> **Data for the task**

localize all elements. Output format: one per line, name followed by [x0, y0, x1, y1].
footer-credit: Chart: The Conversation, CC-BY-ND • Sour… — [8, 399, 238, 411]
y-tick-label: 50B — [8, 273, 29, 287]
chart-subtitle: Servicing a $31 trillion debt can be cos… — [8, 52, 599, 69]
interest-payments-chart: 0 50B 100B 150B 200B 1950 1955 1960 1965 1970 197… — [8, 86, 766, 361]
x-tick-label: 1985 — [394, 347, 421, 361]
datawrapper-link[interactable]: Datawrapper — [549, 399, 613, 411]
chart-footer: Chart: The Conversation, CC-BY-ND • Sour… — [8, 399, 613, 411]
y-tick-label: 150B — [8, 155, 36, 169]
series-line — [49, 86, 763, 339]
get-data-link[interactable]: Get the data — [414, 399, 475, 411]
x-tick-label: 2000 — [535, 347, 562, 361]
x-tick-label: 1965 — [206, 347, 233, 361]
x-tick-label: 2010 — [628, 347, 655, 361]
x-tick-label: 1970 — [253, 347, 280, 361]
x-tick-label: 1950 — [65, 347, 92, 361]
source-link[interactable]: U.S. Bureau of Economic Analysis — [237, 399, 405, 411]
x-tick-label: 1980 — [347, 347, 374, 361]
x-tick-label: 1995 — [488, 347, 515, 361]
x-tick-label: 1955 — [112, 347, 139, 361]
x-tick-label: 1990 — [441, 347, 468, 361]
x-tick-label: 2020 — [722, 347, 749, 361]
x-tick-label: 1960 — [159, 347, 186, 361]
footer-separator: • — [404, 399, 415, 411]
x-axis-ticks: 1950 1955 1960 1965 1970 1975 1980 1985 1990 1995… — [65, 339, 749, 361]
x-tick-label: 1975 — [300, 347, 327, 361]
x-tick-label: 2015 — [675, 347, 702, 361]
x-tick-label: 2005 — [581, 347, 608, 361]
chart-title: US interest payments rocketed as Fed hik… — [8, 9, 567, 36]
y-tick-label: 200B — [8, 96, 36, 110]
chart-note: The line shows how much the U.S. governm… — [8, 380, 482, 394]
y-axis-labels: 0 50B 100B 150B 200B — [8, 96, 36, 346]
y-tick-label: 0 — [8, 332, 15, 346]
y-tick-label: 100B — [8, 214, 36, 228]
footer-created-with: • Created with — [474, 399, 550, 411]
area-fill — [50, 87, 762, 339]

> **What is being asked**
Gather every line in the rows above that contains the string "interactable".

> **Solution below**
datawrapper-link[interactable]: Datawrapper — [549, 399, 613, 411]
get-data-link[interactable]: Get the data — [414, 399, 475, 411]
source-link[interactable]: U.S. Bureau of Economic Analysis — [237, 399, 405, 411]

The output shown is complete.